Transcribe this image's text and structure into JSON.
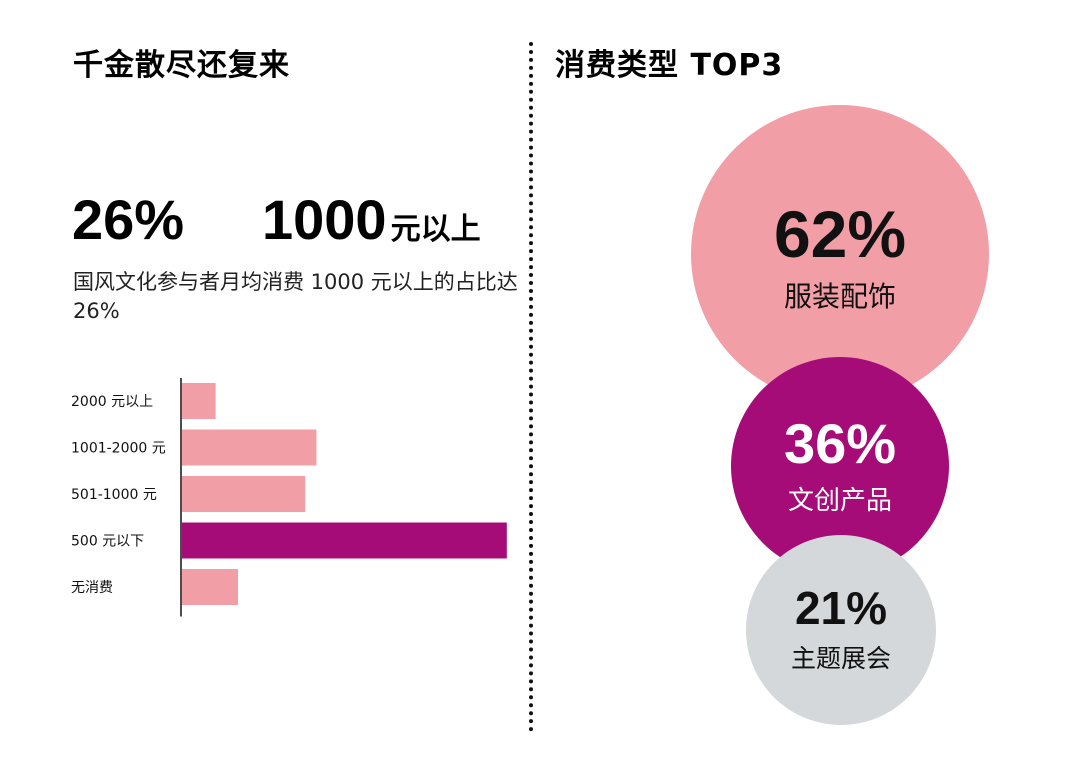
{
  "left": {
    "title": "千金散尽还复来",
    "stat_percent": "26%",
    "stat_amount": "1000",
    "stat_amount_unit": "元以上",
    "description": "国风文化参与者月均消费 1000 元以上的占比达 26%"
  },
  "right": {
    "title": "消费类型 TOP3"
  },
  "chart_data": [
    {
      "type": "bar",
      "orientation": "horizontal",
      "categories": [
        "2000 元以上",
        "1001-2000 元",
        "501-1000 元",
        "500 元以下",
        "无消费"
      ],
      "values": [
        3,
        12,
        11,
        29,
        5
      ],
      "highlight_index": 3,
      "colors": {
        "default": "#F19EA6",
        "highlight": "#A50C78"
      },
      "value_labels_shown": false,
      "xlim": [
        0,
        30
      ],
      "grid": false
    },
    {
      "type": "bubble",
      "categories": [
        "服装配饰",
        "文创产品",
        "主题展会"
      ],
      "values": [
        62,
        36,
        21
      ],
      "labels": [
        "62%",
        "36%",
        "21%"
      ],
      "colors": [
        "#F19EA6",
        "#A50C78",
        "#D4D8DA"
      ]
    }
  ],
  "colors": {
    "pink": "#F19EA6",
    "magenta": "#A50C78",
    "gray": "#D4D8DA",
    "text": "#111111"
  }
}
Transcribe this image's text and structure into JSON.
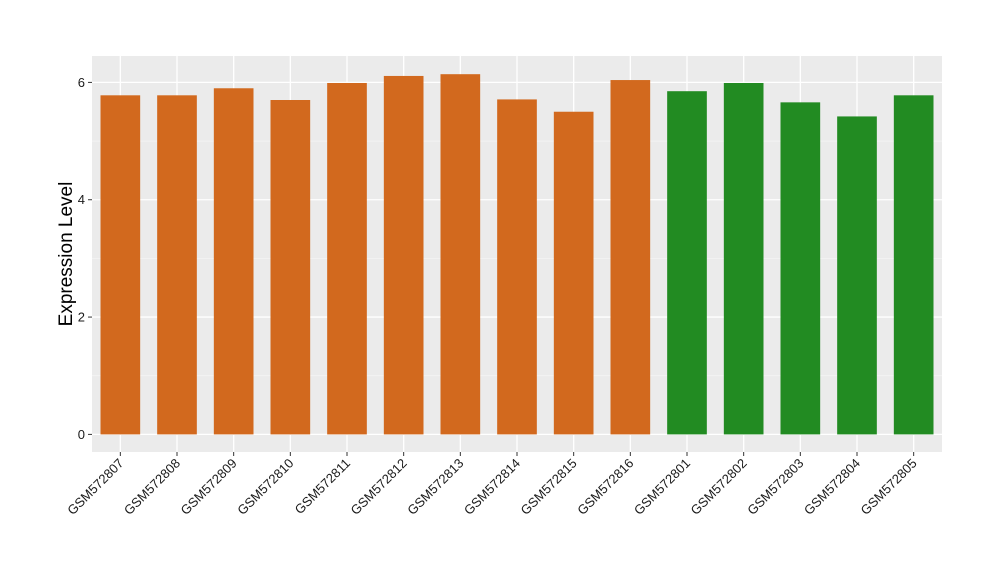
{
  "chart_data": {
    "type": "bar",
    "title": "",
    "xlabel": "",
    "ylabel": "Expression Level",
    "ylim": [
      -0.3,
      6.45
    ],
    "yticks": [
      0,
      2,
      4,
      6
    ],
    "grid": true,
    "legend": "none",
    "categories": [
      "GSM572807",
      "GSM572808",
      "GSM572809",
      "GSM572810",
      "GSM572811",
      "GSM572812",
      "GSM572813",
      "GSM572814",
      "GSM572815",
      "GSM572816",
      "GSM572801",
      "GSM572802",
      "GSM572803",
      "GSM572804",
      "GSM572805"
    ],
    "values": [
      5.78,
      5.78,
      5.9,
      5.7,
      5.99,
      6.11,
      6.14,
      5.71,
      5.5,
      6.04,
      5.85,
      5.99,
      5.66,
      5.42,
      5.78
    ],
    "bar_colors": [
      "#D2691E",
      "#D2691E",
      "#D2691E",
      "#D2691E",
      "#D2691E",
      "#D2691E",
      "#D2691E",
      "#D2691E",
      "#D2691E",
      "#D2691E",
      "#228B22",
      "#228B22",
      "#228B22",
      "#228B22",
      "#228B22"
    ]
  },
  "colors": {
    "panel_background": "#EBEBEB",
    "grid_major": "#FFFFFF",
    "grid_minor": "#F5F5F5",
    "tick": "#333333"
  }
}
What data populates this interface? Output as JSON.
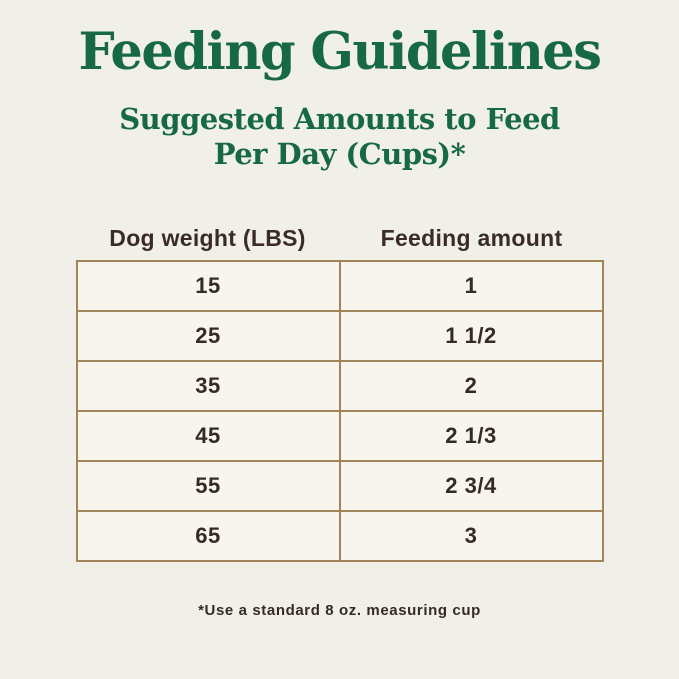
{
  "page": {
    "title": "Feeding Guidelines",
    "subtitle_line1": "Suggested Amounts to Feed",
    "subtitle_line2": "Per Day (Cups)*",
    "footnote": "*Use a standard 8 oz. measuring cup"
  },
  "colors": {
    "background": "#f1f0e8",
    "cell_background": "#f7f5ed",
    "heading_green": "#176945",
    "table_border_tan": "#a28459",
    "body_text_dark": "#362a26"
  },
  "chart_data": {
    "type": "table",
    "title": "Feeding Guidelines",
    "subtitle": "Suggested Amounts to Feed Per Day (Cups)*",
    "columns": [
      "Dog weight (LBS)",
      "Feeding amount"
    ],
    "rows": [
      [
        "15",
        "1"
      ],
      [
        "25",
        "1 1/2"
      ],
      [
        "35",
        "2"
      ],
      [
        "45",
        "2 1/3"
      ],
      [
        "55",
        "2 3/4"
      ],
      [
        "65",
        "3"
      ]
    ],
    "footnote": "*Use a standard 8 oz. measuring cup",
    "layout": {
      "grid": "on",
      "columns_equal_width": true,
      "cell_alignment": "center"
    }
  }
}
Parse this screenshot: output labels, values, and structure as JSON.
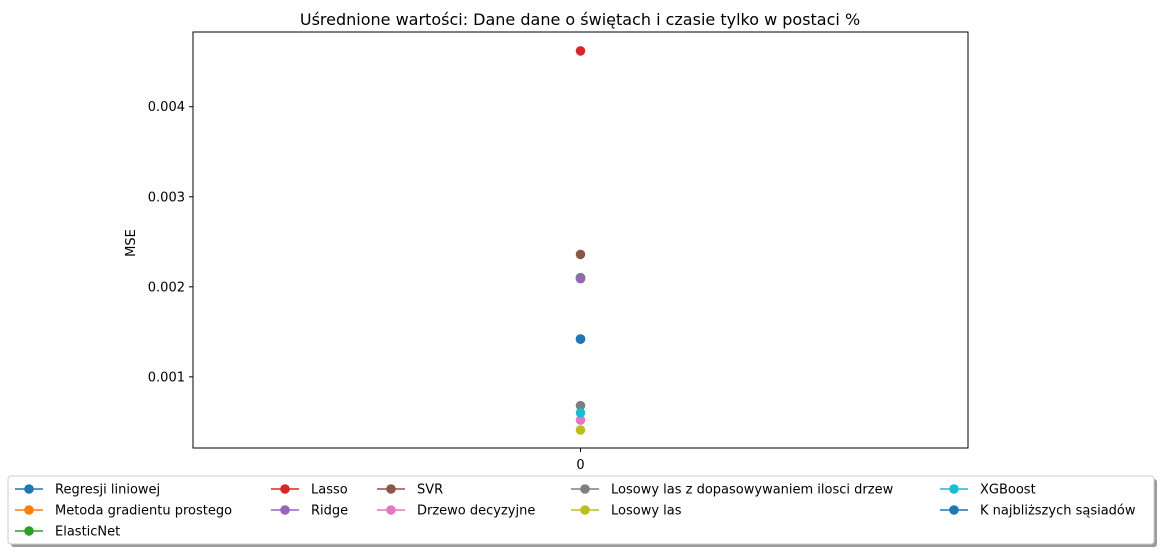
{
  "chart_data": {
    "type": "scatter",
    "title": "Uśrednione wartości: Dane dane o świętach i czasie tylko w postaci %",
    "xlabel": "",
    "ylabel": "MSE",
    "x_ticks": [
      "0"
    ],
    "y_ticks": [
      "0.001",
      "0.002",
      "0.003",
      "0.004"
    ],
    "ylim": [
      0.00021,
      0.00483
    ],
    "xlim": [
      -0.06,
      0.06
    ],
    "grid": false,
    "legend_position": "bottom",
    "series": [
      {
        "name": "Regresji liniowej",
        "color": "#1f77b4",
        "x": [
          0
        ],
        "y": [
          0.00142
        ]
      },
      {
        "name": "Metoda gradientu prostego",
        "color": "#ff7f0e",
        "x": [
          0
        ],
        "y": [
          0.0021
        ]
      },
      {
        "name": "ElasticNet",
        "color": "#2ca02c",
        "x": [
          0
        ],
        "y": [
          0.0021
        ]
      },
      {
        "name": "Lasso",
        "color": "#d62728",
        "x": [
          0
        ],
        "y": [
          0.00462
        ]
      },
      {
        "name": "Ridge",
        "color": "#9467bd",
        "x": [
          0
        ],
        "y": [
          0.00209
        ]
      },
      {
        "name": "SVR",
        "color": "#8c564b",
        "x": [
          0
        ],
        "y": [
          0.00236
        ]
      },
      {
        "name": "Drzewo decyzyjne",
        "color": "#e377c2",
        "x": [
          0
        ],
        "y": [
          0.00052
        ]
      },
      {
        "name": "Losowy las z dopasowywaniem ilosci drzew",
        "color": "#7f7f7f",
        "x": [
          0
        ],
        "y": [
          0.00068
        ]
      },
      {
        "name": "Losowy las",
        "color": "#bcbd22",
        "x": [
          0
        ],
        "y": [
          0.00041
        ]
      },
      {
        "name": "XGBoost",
        "color": "#17becf",
        "x": [
          0
        ],
        "y": [
          0.0006
        ]
      },
      {
        "name": "K najbliższych sąsiadów",
        "color": "#1f77b4",
        "x": [
          0
        ],
        "y": [
          0.00142
        ]
      }
    ]
  }
}
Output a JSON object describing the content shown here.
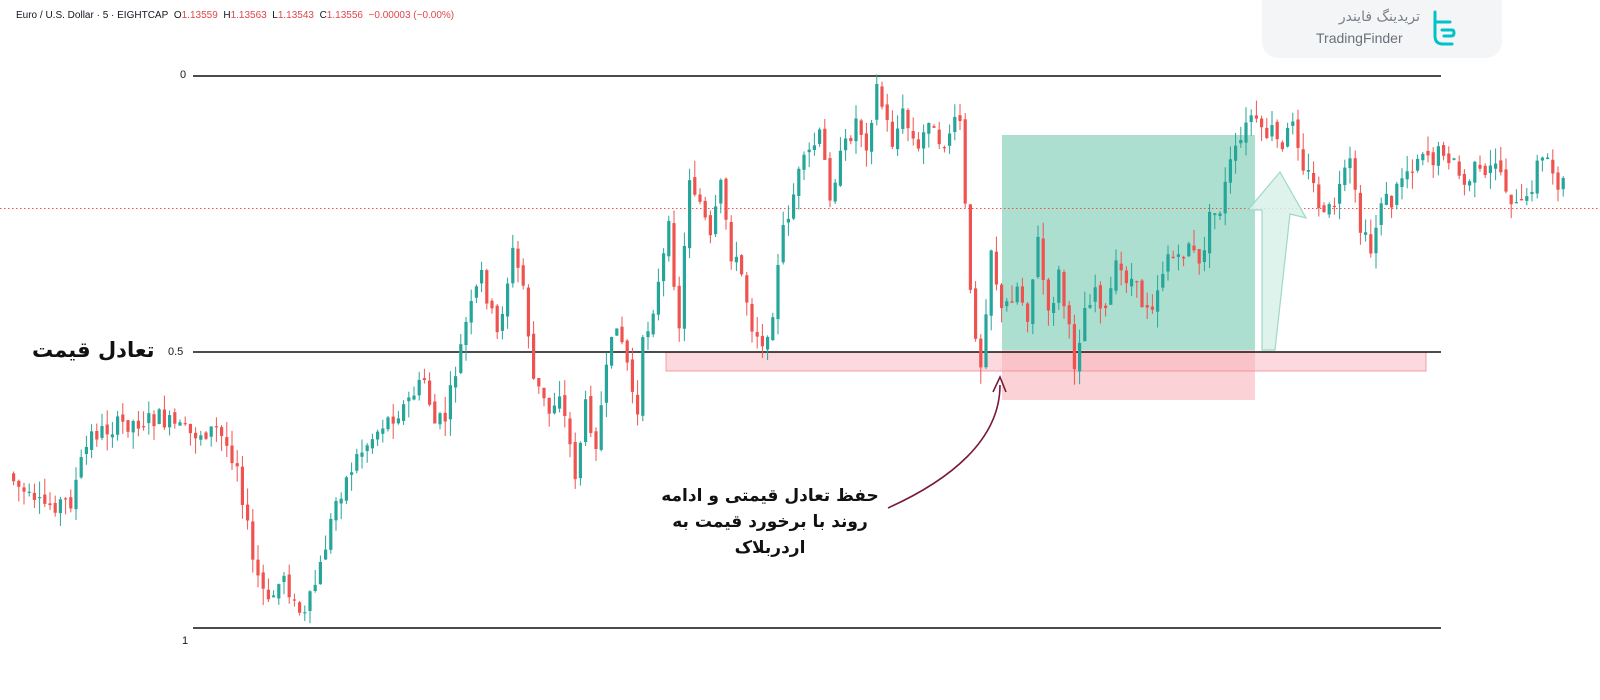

● ● ● ● ●

* What you will do *
Out of the records, collect only those lines that contain the string "standard".

* Result of the exercise *
    "footnote": "*Use a standard 8 oz. measuring cup"
    "footnote": "*Use a standard 8 oz. measuring cup",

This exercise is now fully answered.